Everything from the line that contains "Parse this screenshot: output" through the final line of the records should be written out exactly, and nothing outside that span.

>>

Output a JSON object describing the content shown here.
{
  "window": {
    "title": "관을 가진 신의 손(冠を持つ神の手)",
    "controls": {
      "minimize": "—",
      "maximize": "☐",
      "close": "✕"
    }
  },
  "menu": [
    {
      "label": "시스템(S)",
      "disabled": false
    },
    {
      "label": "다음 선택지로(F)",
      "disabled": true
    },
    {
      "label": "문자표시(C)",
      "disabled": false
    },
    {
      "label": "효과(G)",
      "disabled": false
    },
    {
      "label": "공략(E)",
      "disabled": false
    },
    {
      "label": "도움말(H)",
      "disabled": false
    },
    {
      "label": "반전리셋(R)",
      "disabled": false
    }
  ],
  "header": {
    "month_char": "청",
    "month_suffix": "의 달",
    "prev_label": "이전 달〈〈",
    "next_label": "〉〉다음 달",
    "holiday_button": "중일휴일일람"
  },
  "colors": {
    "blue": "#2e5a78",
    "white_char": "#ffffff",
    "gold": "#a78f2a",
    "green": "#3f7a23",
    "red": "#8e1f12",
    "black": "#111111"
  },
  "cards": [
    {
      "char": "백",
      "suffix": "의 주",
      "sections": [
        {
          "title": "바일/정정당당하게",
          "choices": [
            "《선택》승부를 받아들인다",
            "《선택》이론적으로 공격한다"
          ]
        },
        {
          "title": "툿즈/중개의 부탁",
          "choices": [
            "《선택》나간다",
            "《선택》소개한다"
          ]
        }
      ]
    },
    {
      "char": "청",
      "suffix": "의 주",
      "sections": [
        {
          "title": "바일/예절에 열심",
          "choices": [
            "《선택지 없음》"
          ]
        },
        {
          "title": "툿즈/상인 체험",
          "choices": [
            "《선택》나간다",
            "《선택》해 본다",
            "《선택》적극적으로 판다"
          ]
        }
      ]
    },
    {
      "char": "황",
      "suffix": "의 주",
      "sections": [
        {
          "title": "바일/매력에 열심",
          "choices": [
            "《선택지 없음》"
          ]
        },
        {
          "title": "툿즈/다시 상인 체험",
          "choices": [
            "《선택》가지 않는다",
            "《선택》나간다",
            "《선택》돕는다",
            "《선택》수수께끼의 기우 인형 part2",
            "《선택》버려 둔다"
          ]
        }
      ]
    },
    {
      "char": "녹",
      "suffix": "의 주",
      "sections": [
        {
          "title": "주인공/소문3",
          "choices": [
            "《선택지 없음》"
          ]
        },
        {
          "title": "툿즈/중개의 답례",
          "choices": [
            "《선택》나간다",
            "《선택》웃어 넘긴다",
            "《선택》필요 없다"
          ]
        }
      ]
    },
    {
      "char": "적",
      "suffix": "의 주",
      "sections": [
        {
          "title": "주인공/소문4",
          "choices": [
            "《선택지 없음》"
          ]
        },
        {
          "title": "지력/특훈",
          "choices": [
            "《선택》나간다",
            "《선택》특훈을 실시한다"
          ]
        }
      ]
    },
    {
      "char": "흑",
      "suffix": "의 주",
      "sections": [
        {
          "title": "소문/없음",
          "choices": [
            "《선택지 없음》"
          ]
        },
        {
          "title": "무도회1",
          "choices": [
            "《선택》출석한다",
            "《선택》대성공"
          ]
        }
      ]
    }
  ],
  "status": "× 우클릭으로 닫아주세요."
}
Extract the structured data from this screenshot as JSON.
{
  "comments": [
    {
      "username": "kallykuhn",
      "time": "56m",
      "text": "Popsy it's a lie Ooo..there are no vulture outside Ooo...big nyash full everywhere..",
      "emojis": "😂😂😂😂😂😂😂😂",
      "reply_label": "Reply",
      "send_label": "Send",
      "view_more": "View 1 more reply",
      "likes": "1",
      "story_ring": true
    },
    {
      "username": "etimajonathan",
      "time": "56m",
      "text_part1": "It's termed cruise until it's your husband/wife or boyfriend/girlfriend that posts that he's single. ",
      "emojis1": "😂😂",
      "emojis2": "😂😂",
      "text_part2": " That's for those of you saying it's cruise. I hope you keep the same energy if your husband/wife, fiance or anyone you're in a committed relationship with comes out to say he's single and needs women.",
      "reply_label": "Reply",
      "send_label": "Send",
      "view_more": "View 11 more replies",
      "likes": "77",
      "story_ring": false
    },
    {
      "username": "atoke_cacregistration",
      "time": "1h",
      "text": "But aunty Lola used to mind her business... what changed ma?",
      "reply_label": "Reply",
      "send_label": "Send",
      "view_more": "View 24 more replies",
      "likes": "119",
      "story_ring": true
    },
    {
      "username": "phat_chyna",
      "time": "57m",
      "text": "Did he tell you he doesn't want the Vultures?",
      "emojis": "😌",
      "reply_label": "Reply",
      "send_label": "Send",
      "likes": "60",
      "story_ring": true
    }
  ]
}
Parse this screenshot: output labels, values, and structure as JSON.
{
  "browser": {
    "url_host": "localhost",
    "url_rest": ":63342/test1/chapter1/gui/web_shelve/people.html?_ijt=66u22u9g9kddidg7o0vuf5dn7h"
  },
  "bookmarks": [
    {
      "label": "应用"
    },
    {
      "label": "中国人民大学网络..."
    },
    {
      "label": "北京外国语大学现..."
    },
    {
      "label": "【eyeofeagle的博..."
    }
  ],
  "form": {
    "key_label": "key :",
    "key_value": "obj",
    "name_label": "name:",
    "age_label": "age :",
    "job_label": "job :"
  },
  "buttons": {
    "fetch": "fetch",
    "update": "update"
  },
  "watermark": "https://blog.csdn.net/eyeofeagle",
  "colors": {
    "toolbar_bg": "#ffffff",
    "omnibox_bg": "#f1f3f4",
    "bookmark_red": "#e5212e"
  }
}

<<

■ CORRECT ANSWER
Parse this screenshot: output labels, values, and structure as JSON.
{
  "browser": {
    "url_host": "localhost",
    "url_rest": ":63342/test1/chapter1/gui/web_shelve/people.html?_ijt=66u22u9g9kddidg7o0vuf5dn7h"
  },
  "bookmarks": [
    {
      "label": "应用"
    },
    {
      "label": "中国人民大学网络..."
    },
    {
      "label": "北京外国语大学现..."
    },
    {
      "label": "【eyeofeagle的博..."
    }
  ],
  "form": {
    "key_label": "key :",
    "key_value": "obj",
    "name_label": "name:",
    "age_label": "age :",
    "job_label": "job :"
  },
  "buttons": {
    "fetch": "fetch",
    "update": "update"
  },
  "watermark": "https://blog.csdn.net/eyeofeagle",
  "colors": {
    "toolbar_bg": "#ffffff",
    "omnibox_bg": "#f1f3f4",
    "bookmark_red": "#e5212e"
  }
}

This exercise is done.